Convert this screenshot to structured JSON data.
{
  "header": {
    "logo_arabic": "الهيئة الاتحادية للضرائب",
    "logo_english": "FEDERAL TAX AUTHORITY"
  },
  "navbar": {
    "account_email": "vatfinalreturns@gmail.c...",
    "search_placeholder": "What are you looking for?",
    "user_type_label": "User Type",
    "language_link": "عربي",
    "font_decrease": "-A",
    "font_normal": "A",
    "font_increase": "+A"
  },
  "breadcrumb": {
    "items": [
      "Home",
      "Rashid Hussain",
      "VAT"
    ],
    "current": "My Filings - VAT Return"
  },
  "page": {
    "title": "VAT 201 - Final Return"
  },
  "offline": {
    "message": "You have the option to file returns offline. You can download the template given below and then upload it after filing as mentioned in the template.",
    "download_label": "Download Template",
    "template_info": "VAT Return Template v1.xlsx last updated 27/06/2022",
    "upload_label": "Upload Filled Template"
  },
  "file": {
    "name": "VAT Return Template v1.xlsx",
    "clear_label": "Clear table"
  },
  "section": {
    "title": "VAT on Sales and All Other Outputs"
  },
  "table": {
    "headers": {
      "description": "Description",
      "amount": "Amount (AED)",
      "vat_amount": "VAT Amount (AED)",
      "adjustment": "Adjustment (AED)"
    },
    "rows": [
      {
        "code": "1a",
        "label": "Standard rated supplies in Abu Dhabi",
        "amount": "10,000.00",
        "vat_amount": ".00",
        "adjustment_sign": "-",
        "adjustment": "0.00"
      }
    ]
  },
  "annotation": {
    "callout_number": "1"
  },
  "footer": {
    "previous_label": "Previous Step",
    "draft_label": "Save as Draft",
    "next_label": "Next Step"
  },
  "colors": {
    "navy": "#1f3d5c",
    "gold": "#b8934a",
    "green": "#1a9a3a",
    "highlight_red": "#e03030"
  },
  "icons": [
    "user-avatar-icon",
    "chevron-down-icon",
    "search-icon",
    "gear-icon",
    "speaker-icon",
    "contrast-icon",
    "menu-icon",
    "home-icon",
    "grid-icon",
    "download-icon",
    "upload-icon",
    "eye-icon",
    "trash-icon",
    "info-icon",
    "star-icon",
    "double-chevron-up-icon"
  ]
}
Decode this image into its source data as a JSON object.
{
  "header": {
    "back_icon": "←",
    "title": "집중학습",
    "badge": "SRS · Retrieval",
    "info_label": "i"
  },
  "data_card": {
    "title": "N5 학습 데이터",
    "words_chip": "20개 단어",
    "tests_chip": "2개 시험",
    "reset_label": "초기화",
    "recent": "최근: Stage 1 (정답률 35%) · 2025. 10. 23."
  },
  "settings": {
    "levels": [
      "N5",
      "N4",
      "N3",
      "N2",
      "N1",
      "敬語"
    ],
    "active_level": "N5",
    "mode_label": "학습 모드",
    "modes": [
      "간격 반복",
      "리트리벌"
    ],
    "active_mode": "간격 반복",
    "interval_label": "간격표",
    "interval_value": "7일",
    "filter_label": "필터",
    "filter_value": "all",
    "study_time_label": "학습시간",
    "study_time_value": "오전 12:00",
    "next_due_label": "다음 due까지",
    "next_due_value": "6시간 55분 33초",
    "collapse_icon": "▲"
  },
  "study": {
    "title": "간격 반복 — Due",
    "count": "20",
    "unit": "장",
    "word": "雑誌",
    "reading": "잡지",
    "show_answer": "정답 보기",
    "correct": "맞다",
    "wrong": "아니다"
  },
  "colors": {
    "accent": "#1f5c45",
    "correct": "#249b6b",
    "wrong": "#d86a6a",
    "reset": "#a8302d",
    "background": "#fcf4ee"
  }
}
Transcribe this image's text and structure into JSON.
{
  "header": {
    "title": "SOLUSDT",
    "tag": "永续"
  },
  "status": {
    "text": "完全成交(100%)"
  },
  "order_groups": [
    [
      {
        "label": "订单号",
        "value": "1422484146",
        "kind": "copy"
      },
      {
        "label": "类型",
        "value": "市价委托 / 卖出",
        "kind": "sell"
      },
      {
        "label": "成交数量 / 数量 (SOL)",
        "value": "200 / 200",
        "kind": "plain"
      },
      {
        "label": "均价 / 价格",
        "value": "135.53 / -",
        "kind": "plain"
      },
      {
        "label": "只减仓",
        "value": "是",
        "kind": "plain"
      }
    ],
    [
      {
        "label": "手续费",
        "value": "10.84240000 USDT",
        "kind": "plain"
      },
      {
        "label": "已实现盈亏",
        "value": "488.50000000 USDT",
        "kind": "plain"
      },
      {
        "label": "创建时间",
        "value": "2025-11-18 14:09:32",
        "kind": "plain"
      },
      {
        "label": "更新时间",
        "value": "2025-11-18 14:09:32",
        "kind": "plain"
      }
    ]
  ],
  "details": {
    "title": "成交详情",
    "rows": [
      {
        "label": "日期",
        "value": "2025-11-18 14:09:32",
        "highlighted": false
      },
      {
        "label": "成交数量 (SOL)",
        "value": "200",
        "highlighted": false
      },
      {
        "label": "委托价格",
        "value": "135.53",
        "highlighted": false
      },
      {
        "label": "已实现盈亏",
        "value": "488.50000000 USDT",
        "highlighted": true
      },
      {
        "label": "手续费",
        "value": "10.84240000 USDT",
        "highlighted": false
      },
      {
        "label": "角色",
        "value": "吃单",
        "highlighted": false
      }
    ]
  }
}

---

#### What is needed
Scan the listing above and identify each line holding the string "this"; copy every such line.

#### Solved exercise
Convert this screenshot to structured JSON data.
Decode this image into its source data as a JSON object.
Transcribe this image's text and structure into JSON.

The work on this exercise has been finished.